Of all the lines here, how many include the string "Weather"? Answer with the number only.
** Begin Data records **
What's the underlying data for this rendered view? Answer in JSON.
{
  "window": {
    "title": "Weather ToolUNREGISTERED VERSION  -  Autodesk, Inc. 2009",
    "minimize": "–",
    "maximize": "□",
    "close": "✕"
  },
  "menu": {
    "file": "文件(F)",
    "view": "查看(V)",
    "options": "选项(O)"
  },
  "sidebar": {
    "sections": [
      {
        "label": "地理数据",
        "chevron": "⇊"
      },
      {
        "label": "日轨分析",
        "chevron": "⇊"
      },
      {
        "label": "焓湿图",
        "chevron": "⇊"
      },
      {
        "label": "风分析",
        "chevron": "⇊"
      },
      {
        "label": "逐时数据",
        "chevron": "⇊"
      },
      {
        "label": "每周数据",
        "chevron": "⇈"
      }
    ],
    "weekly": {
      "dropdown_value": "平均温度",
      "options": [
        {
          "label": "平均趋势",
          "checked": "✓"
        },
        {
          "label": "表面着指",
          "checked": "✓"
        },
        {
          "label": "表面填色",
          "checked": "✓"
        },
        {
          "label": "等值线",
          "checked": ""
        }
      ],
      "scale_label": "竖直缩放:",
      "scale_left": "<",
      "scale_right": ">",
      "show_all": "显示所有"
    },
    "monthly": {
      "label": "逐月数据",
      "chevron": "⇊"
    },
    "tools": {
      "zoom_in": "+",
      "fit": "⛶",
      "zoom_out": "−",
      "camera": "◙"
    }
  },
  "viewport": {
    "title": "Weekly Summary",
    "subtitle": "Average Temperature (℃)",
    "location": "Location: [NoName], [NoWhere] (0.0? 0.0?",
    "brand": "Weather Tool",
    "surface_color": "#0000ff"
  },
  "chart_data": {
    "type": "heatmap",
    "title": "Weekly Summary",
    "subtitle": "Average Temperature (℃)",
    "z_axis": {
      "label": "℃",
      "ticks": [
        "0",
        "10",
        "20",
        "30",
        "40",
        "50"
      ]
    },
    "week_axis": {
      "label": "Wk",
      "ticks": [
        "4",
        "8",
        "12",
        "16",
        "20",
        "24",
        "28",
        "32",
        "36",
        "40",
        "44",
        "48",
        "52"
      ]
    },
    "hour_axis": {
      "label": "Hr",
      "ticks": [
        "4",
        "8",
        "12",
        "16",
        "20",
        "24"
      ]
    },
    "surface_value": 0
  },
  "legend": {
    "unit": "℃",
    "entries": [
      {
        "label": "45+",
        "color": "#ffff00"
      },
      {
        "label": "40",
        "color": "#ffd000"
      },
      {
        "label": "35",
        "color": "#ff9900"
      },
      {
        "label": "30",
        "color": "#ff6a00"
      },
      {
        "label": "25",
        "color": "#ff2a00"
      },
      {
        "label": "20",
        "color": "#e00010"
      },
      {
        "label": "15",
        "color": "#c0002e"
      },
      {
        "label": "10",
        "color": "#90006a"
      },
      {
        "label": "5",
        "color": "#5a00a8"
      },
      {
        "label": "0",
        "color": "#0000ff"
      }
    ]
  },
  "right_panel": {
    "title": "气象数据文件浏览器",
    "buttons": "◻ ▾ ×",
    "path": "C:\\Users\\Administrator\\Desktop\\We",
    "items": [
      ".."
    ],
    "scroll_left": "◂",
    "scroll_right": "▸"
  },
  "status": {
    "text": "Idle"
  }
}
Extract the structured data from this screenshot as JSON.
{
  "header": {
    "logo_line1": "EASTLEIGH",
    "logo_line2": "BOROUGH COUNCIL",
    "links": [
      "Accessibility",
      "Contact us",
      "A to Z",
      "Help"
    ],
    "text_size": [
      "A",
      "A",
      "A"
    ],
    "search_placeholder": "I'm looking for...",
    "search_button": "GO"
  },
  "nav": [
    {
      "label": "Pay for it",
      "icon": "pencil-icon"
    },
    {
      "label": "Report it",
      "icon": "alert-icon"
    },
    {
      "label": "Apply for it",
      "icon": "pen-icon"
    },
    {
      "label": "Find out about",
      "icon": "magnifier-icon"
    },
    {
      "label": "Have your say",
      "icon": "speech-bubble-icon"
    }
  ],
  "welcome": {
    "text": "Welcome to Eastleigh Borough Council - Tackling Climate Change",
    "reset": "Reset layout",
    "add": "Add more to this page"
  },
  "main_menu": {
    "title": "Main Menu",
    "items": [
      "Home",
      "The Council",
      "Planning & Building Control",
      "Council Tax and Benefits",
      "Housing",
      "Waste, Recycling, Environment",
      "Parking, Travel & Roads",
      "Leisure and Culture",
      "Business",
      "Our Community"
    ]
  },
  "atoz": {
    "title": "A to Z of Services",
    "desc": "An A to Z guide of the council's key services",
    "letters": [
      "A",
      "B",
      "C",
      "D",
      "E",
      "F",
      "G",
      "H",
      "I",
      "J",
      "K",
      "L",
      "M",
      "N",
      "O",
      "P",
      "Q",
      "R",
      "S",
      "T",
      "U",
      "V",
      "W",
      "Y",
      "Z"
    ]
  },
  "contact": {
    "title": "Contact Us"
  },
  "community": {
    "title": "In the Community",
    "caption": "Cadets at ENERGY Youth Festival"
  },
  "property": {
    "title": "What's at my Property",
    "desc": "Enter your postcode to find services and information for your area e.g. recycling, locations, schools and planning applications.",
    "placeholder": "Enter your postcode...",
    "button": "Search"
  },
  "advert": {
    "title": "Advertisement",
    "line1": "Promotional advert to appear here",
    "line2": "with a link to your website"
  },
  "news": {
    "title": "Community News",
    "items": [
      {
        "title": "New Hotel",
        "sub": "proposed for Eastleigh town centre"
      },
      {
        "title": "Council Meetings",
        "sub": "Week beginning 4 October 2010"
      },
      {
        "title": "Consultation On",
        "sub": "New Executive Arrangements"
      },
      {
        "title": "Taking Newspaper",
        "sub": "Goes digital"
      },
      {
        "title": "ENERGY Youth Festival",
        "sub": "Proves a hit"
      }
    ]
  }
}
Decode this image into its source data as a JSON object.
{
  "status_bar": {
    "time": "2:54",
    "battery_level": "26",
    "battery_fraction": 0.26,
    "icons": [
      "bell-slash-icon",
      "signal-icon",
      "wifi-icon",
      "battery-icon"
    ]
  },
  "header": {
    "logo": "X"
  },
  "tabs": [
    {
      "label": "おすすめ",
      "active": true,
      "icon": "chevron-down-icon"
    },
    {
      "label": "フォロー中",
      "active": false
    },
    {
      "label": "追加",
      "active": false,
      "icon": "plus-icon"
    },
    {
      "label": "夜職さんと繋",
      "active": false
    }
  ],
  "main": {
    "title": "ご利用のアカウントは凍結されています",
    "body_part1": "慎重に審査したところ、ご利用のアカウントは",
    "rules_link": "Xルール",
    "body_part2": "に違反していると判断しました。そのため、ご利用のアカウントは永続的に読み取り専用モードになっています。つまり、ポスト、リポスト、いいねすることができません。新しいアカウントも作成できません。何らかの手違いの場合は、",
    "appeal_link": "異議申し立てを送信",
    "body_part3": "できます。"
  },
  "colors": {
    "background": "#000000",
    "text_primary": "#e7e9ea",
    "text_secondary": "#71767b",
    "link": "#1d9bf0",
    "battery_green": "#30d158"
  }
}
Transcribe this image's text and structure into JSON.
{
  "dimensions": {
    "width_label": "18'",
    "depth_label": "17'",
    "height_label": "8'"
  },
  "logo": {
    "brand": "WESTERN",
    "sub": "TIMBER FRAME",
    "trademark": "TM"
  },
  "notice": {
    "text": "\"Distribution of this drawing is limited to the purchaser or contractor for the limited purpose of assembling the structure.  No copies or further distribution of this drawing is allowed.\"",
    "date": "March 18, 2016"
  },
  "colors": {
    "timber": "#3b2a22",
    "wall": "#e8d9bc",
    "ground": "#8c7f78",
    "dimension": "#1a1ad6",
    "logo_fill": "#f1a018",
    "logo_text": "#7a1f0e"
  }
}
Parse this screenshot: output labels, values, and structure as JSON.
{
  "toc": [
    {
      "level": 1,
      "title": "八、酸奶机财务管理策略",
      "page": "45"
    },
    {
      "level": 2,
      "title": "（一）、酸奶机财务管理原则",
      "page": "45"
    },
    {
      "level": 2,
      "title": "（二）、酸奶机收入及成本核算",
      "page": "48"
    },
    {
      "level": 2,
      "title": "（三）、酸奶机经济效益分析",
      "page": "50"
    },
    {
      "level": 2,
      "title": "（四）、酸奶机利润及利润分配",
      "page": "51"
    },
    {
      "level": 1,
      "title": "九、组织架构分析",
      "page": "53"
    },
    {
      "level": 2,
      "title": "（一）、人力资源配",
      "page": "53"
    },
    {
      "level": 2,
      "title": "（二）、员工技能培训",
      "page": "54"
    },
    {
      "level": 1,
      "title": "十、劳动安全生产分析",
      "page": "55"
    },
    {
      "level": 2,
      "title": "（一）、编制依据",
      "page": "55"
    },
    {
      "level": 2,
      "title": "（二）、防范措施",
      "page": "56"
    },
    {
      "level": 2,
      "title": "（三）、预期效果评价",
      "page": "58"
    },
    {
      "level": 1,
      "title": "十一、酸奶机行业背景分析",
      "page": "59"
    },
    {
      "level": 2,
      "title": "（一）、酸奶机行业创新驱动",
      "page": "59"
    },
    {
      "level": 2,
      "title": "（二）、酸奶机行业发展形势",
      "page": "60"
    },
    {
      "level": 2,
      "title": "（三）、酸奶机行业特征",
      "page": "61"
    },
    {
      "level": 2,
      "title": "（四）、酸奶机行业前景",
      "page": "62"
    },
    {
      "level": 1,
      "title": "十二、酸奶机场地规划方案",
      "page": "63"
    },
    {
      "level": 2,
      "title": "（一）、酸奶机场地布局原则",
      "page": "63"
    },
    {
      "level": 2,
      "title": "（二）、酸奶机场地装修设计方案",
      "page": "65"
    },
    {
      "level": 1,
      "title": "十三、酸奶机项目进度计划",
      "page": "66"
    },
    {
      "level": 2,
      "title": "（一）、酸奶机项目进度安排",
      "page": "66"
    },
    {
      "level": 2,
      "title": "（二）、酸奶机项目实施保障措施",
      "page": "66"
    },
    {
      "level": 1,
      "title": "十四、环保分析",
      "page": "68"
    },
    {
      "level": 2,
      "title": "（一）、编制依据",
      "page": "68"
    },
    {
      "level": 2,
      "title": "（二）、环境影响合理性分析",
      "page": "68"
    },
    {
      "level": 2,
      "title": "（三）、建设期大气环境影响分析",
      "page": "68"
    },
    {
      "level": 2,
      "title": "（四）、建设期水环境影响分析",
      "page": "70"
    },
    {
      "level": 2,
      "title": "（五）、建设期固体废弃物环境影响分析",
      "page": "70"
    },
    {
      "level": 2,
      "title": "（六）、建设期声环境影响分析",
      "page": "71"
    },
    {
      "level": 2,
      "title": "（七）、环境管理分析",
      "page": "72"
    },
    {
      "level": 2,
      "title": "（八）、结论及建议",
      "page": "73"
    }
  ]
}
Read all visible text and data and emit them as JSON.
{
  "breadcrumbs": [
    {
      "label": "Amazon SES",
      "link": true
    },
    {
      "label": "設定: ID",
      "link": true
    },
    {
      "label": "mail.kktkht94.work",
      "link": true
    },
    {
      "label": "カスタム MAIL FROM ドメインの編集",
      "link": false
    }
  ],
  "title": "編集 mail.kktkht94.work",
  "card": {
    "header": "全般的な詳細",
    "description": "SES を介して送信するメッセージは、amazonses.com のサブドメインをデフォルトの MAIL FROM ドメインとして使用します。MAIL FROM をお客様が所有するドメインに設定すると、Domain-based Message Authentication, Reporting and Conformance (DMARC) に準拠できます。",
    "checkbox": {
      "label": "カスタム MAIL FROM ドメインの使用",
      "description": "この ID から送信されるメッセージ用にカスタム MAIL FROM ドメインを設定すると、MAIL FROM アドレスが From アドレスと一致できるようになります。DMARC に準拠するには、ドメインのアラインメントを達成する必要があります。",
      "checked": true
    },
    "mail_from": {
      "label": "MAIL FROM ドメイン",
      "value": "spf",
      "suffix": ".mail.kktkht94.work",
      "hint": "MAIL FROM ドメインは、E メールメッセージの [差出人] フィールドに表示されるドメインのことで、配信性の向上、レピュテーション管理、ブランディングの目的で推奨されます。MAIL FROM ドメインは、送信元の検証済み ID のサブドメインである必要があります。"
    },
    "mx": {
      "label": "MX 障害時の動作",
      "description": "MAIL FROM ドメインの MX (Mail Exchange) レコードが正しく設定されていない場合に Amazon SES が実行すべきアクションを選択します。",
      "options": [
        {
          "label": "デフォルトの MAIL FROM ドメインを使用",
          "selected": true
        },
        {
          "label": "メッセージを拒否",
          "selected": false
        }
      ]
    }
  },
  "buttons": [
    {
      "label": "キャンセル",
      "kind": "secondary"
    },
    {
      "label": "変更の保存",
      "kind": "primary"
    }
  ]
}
** End Data records **
Result of this exercise = 2